» **Short task**: Return each line of the records with nothing changed, pictures excepted.

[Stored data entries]
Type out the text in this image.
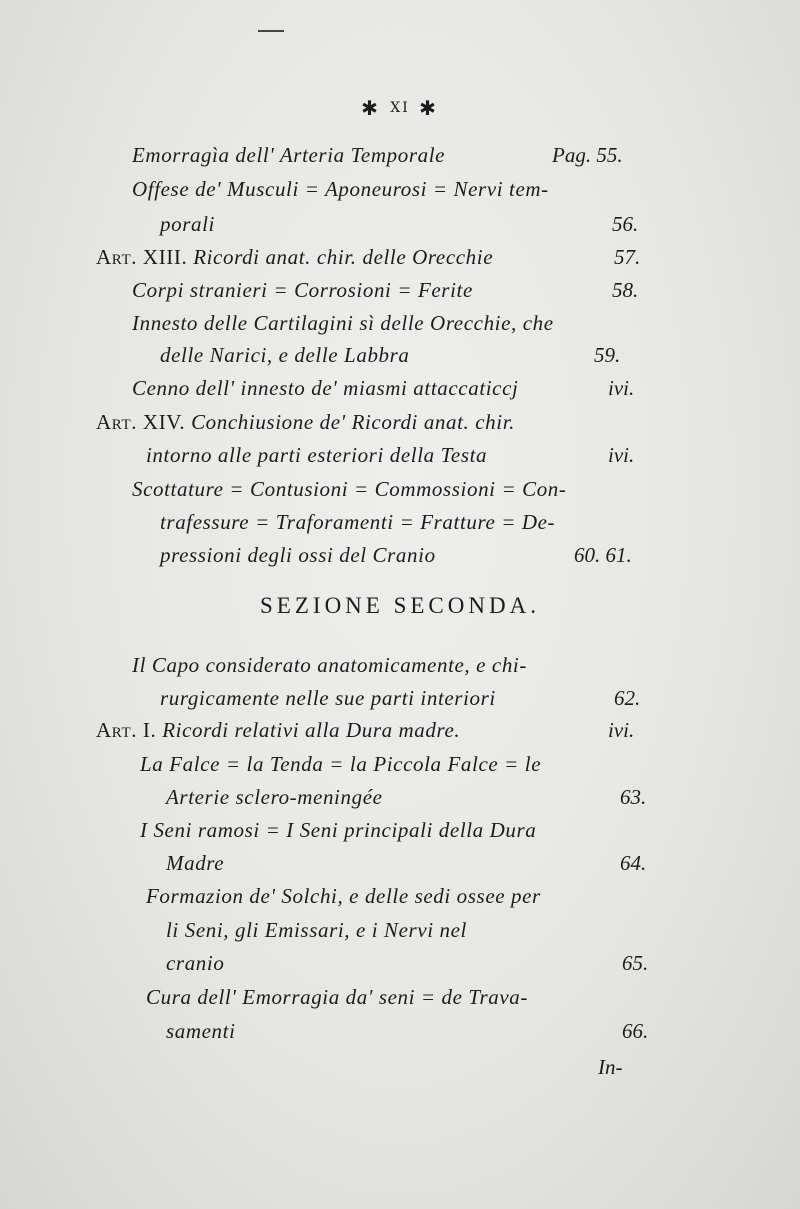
✱ XI ✱
Emorragìa dell' Arteria Temporale	Pag. 55.
Offese de' Musculi = Aponeurosi = Nervi tem-
porali	56.
Art. XIII. Ricordi anat. chir. delle Orecchie	57.
Corpi stranieri = Corrosioni = Ferite	58.
Innesto delle Cartilagini sì delle Orecchie, che
delle Narici, e delle Labbra	59.
Cenno dell' innesto de' miasmi attaccaticcj	ivi.
Art. XIV. Conchiusione de' Ricordi anat. chir.
intorno alle parti esteriori della Testa	ivi.
Scottature = Contusioni = Commossioni = Con-
trafessure = Traforamenti = Fratture = De-
pressioni degli ossi del Cranio	60. 61.
SEZIONE SECONDA.
Il Capo considerato anatomicamente, e chi-
rurgicamente nelle sue parti interiori	62.
Art. I. Ricordi relativi alla Dura madre.	ivi.
La Falce = la Tenda = la Piccola Falce = le
Arterie sclero-meningée	63.
I Seni ramosi = I Seni principali della Dura
Madre	64.
Formazion de' Solchi, e delle sedi ossee per
li Seni, gli Emissari, e i Nervi nel
cranio	65.
Cura dell' Emorragia da' seni = de Trava-
samenti	66.
In-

» **The response**:
Type out the text in this image.
✱ XI ✱
Emorragìa dell' Arteria Temporale	Pag. 55.
Offese de' Musculi = Aponeurosi = Nervi tem-
porali	56.
Art. XIII. Ricordi anat. chir. delle Orecchie	57.
Corpi stranieri = Corrosioni = Ferite	58.
Innesto delle Cartilagini sì delle Orecchie, che
delle Narici, e delle Labbra	59.
Cenno dell' innesto de' miasmi attaccaticcj	ivi.
Art. XIV. Conchiusione de' Ricordi anat. chir.
intorno alle parti esteriori della Testa	ivi.
Scottature = Contusioni = Commossioni = Con-
trafessure = Traforamenti = Fratture = De-
pressioni degli ossi del Cranio	60. 61.
SEZIONE SECONDA.
Il Capo considerato anatomicamente, e chi-
rurgicamente nelle sue parti interiori	62.
Art. I. Ricordi relativi alla Dura madre.	ivi.
La Falce = la Tenda = la Piccola Falce = le
Arterie sclero-meningée	63.
I Seni ramosi = I Seni principali della Dura
Madre	64.
Formazion de' Solchi, e delle sedi ossee per
li Seni, gli Emissari, e i Nervi nel
cranio	65.
Cura dell' Emorragia da' seni = de Trava-
samenti	66.
In-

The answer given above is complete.